-- BEGIN Material --

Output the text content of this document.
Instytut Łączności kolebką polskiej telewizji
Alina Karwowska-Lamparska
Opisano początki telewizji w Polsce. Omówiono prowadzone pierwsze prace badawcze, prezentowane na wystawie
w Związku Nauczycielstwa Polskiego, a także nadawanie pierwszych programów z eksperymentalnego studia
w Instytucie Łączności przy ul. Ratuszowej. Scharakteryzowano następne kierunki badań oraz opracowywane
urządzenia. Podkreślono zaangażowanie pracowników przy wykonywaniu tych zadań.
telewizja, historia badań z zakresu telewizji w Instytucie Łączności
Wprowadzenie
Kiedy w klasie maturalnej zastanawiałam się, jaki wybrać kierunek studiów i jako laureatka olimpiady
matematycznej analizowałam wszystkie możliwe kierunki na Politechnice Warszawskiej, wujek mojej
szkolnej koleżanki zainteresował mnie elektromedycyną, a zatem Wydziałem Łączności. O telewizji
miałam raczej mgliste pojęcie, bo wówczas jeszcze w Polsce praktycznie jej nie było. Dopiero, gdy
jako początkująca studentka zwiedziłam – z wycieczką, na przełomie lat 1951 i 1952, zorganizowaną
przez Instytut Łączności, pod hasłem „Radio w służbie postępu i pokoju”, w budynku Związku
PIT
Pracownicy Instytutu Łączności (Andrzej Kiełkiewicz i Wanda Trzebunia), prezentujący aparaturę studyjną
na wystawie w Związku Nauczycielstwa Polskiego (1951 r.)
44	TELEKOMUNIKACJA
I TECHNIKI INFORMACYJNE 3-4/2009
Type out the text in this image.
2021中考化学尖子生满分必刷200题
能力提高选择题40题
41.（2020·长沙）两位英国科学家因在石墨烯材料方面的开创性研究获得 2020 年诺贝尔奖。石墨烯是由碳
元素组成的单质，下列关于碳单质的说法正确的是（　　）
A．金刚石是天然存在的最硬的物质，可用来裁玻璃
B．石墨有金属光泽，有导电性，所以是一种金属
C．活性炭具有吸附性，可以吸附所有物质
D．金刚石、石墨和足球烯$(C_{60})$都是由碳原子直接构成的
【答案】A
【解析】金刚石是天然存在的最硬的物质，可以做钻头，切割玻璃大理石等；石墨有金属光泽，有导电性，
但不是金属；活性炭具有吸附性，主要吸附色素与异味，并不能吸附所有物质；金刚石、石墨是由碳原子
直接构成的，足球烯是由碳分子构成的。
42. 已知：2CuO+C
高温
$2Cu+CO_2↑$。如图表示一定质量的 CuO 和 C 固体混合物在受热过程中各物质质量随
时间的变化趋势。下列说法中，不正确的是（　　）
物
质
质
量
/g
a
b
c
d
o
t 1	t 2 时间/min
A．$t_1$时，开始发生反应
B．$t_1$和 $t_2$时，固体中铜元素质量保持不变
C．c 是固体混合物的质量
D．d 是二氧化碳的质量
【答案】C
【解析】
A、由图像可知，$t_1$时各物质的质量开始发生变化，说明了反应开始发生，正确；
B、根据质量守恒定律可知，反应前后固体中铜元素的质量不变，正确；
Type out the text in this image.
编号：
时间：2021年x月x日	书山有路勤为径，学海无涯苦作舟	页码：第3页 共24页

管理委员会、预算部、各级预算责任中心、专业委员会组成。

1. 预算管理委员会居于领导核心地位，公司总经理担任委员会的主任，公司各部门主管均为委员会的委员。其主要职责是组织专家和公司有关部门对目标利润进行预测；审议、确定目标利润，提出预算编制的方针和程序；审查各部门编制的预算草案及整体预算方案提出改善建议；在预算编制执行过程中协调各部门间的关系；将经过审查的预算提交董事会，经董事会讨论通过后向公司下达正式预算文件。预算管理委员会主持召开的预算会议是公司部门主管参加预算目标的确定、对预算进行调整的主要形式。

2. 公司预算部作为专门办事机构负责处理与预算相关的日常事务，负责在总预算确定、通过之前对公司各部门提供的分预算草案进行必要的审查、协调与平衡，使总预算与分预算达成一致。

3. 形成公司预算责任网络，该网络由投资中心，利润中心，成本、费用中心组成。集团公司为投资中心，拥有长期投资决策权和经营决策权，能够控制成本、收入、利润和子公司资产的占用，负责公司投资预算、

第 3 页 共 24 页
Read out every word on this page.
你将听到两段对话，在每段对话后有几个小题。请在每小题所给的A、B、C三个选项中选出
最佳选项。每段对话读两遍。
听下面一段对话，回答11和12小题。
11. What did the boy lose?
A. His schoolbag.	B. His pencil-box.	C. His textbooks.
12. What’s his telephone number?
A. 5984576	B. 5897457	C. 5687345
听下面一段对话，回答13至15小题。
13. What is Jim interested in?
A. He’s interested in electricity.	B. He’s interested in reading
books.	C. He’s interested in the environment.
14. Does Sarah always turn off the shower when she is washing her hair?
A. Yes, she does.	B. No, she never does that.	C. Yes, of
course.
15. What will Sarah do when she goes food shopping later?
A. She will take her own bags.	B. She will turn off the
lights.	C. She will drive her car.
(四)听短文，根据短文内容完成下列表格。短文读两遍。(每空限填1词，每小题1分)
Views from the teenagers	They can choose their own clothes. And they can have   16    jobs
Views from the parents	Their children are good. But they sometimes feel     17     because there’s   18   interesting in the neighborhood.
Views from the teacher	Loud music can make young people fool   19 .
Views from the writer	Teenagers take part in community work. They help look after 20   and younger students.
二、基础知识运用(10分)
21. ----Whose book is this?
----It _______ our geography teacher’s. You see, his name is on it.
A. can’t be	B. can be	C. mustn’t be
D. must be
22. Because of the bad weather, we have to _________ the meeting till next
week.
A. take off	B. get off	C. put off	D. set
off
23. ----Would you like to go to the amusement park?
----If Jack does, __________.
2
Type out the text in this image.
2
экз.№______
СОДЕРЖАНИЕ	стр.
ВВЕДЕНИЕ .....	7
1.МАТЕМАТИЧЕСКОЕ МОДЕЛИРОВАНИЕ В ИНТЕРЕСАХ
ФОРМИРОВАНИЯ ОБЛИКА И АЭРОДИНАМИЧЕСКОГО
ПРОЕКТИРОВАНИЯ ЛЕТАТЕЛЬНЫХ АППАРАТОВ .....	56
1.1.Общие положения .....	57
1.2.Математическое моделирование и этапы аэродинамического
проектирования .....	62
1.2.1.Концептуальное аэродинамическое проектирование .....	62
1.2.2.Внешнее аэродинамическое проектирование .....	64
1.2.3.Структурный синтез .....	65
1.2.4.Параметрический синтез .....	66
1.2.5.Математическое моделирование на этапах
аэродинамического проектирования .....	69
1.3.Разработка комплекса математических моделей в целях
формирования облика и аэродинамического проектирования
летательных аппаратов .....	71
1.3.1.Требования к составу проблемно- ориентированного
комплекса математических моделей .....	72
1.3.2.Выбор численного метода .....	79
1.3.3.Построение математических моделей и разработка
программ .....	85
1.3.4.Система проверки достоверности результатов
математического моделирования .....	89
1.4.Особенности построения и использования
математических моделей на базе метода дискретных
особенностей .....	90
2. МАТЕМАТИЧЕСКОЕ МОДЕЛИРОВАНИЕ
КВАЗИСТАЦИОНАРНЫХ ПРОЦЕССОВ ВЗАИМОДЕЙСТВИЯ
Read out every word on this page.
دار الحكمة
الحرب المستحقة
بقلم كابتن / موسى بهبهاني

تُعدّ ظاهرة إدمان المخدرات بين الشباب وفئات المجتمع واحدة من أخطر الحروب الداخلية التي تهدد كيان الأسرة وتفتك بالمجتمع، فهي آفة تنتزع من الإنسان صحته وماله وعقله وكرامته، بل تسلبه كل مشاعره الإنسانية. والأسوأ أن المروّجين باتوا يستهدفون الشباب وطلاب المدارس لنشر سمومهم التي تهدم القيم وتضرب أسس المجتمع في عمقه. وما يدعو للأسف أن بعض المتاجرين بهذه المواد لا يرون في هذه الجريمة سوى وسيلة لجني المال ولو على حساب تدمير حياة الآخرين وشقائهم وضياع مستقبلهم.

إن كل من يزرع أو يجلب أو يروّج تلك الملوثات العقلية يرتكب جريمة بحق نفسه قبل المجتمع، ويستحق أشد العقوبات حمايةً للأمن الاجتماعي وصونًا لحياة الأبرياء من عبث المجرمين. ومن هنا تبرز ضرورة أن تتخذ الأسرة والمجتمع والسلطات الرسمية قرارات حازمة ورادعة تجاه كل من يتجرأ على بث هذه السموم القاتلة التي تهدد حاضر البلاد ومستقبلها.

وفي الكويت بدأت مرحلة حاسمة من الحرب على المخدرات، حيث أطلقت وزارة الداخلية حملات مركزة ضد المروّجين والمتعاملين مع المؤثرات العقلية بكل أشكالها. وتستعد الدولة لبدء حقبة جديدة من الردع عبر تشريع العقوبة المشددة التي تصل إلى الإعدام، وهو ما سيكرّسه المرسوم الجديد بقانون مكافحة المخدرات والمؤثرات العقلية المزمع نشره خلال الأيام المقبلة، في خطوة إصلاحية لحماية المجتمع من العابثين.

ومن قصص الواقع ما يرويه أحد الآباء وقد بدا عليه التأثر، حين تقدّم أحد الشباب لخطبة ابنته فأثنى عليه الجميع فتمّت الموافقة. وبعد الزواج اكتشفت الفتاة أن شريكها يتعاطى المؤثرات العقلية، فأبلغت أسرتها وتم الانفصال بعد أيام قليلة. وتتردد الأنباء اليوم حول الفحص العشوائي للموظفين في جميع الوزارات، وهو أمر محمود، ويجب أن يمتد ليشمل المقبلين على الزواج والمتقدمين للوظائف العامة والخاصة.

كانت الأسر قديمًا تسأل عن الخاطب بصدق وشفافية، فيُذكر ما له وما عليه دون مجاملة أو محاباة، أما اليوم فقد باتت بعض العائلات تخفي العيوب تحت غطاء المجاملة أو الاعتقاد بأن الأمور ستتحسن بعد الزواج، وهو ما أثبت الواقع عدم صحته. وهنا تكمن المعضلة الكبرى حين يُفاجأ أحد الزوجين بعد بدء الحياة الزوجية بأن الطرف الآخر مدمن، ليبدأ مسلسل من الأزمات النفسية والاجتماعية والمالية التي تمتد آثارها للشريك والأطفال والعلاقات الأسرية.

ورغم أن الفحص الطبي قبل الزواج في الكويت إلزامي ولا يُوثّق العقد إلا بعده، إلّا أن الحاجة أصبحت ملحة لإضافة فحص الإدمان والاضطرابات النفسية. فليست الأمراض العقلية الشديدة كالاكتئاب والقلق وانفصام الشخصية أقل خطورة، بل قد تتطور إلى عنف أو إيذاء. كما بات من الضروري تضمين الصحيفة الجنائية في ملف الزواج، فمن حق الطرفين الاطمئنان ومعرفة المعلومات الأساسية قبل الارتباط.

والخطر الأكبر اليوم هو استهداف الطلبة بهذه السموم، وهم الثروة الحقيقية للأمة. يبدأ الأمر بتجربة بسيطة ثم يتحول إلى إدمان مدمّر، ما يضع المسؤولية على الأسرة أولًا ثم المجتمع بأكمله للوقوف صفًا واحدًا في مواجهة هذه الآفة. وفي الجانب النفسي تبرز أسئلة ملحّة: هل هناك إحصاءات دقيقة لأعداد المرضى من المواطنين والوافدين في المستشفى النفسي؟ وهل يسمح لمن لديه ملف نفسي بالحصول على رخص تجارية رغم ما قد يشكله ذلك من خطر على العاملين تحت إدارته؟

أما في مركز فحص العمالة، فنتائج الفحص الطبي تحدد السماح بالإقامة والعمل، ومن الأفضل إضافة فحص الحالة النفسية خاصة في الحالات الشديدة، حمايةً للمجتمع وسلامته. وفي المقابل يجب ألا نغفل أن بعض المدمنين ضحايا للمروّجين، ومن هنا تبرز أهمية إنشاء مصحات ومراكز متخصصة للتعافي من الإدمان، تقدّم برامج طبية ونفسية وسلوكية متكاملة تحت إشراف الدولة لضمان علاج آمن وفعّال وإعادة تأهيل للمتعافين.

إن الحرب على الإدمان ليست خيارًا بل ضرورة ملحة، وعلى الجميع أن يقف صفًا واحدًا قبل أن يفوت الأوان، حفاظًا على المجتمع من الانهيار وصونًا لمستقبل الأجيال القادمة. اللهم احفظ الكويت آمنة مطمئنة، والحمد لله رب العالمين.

-- END Material --

**The exercise:** Report how many lines of the data hold the string "take"; give only the number.

**Exercise response:** 3